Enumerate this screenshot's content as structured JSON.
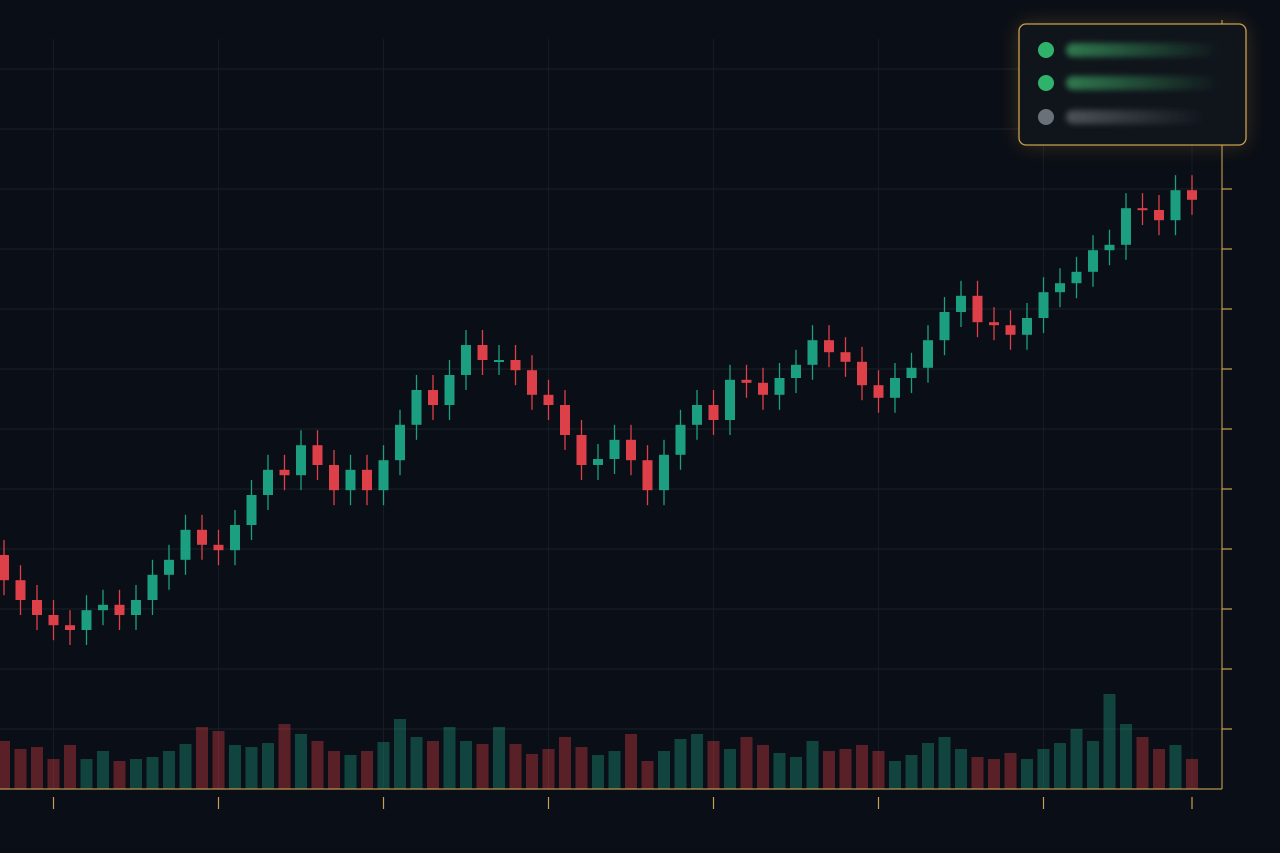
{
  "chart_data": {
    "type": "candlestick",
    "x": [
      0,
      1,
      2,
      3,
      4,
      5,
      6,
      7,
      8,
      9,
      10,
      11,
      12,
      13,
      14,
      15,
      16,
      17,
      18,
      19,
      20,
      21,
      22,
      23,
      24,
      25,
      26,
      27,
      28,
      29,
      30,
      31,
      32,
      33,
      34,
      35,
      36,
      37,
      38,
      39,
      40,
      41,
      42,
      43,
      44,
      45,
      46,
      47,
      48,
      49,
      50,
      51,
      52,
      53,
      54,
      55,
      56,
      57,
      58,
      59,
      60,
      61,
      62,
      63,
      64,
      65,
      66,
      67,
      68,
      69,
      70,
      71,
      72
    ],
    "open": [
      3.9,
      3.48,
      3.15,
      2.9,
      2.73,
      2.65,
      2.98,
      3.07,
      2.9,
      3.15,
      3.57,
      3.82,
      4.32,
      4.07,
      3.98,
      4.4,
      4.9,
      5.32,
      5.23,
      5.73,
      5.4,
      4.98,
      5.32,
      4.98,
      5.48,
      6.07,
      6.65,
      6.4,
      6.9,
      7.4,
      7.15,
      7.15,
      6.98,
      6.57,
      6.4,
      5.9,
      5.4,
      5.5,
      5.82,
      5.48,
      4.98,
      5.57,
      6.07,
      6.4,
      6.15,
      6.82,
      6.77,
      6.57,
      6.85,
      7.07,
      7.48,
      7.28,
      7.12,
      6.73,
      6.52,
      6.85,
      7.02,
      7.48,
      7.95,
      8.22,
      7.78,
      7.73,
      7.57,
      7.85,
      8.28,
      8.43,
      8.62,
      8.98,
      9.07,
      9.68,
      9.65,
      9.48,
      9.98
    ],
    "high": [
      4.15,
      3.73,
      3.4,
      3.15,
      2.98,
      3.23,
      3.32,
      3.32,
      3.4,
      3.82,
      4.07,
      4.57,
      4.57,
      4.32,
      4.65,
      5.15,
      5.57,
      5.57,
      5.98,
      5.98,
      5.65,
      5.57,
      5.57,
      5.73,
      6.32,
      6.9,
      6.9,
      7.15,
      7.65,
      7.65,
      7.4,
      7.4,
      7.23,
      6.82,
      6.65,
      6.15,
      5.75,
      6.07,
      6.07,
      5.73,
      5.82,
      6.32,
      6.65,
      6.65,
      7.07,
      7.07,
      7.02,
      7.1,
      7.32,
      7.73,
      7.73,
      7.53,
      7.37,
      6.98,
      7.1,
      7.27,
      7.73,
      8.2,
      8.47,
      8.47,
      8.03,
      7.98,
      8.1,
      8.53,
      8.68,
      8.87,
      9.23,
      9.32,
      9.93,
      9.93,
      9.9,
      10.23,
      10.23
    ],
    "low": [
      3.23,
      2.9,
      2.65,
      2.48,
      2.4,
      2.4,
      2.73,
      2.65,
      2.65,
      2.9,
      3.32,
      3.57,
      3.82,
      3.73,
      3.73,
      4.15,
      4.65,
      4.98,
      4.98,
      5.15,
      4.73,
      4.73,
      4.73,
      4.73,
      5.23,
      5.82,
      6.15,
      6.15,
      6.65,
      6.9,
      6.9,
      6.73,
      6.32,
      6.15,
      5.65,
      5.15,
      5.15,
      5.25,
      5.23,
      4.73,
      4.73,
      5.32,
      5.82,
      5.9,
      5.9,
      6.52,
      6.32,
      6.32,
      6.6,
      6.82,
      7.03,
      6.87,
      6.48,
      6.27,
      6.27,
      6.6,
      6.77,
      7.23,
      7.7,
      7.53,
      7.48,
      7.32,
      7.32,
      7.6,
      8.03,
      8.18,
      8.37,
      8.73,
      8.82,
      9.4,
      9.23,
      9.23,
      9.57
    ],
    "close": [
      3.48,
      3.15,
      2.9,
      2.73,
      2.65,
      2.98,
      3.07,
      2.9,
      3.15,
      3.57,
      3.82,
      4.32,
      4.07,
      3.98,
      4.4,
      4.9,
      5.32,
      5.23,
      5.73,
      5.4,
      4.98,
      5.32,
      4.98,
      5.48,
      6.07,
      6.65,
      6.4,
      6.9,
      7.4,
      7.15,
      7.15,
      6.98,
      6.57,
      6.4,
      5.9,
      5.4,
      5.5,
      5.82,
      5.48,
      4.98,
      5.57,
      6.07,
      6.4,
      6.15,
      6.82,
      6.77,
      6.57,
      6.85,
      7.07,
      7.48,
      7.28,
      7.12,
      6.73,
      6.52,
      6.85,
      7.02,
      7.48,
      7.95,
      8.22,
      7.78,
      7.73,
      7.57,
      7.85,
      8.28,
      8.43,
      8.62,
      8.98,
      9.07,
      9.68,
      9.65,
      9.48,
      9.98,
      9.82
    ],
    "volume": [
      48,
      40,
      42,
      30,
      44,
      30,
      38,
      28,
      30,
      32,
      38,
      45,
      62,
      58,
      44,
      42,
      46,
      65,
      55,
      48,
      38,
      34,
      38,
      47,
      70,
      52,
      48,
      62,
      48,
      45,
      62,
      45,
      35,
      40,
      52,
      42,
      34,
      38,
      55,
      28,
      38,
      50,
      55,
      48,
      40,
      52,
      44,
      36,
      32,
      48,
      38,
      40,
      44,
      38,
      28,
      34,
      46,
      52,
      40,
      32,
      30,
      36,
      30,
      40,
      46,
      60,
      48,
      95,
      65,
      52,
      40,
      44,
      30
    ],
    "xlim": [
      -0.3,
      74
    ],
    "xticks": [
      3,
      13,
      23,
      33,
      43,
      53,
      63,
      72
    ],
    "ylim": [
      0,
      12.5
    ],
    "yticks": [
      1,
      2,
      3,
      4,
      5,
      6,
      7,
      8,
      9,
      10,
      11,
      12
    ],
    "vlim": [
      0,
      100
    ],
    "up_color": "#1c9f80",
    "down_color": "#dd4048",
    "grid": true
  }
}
---
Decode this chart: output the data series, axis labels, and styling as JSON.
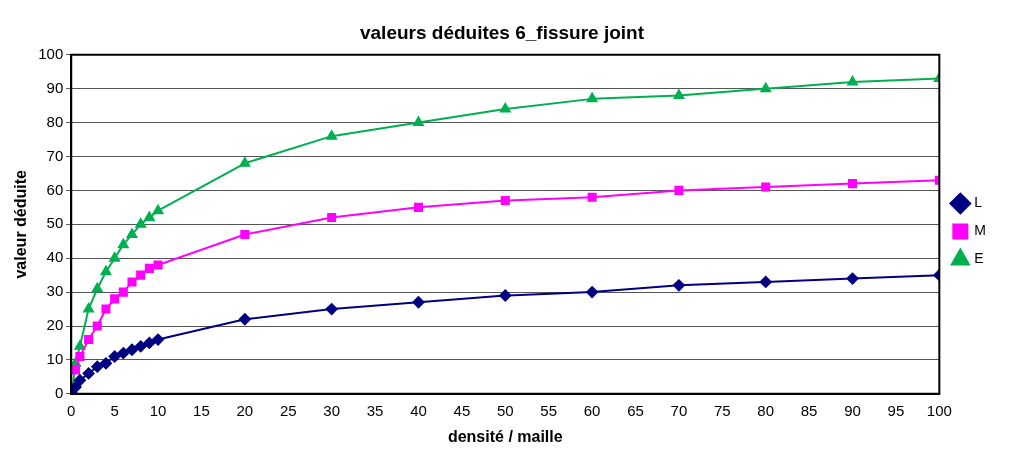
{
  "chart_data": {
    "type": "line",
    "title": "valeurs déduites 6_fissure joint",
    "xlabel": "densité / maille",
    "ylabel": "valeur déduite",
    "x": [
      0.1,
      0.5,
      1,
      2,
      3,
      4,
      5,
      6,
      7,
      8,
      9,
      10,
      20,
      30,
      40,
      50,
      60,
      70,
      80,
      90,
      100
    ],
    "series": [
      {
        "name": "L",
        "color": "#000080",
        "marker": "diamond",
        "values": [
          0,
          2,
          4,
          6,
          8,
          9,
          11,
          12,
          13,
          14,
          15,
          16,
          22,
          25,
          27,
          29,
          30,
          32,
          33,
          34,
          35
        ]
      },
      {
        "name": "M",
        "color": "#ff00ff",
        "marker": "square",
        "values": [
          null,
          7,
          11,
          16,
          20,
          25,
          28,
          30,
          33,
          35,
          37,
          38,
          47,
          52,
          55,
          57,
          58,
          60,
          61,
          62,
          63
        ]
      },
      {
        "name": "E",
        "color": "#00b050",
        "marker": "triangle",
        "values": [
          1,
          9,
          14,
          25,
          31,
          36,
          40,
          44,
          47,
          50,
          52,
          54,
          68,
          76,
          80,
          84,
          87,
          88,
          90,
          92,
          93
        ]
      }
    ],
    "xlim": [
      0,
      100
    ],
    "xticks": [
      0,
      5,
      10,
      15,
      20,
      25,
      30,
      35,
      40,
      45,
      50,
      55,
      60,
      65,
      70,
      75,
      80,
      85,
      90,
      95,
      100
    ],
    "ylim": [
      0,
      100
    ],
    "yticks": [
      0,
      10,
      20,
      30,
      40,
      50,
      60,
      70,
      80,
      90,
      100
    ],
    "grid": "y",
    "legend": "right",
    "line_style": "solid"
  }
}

TASK: From the listing, copy each line containing the word "this".

EXPECTED OUTPUT:
Enumerate this screenshot's content as structured JSON.
Decode this chart: output the data series, axis labels, and styling as JSON.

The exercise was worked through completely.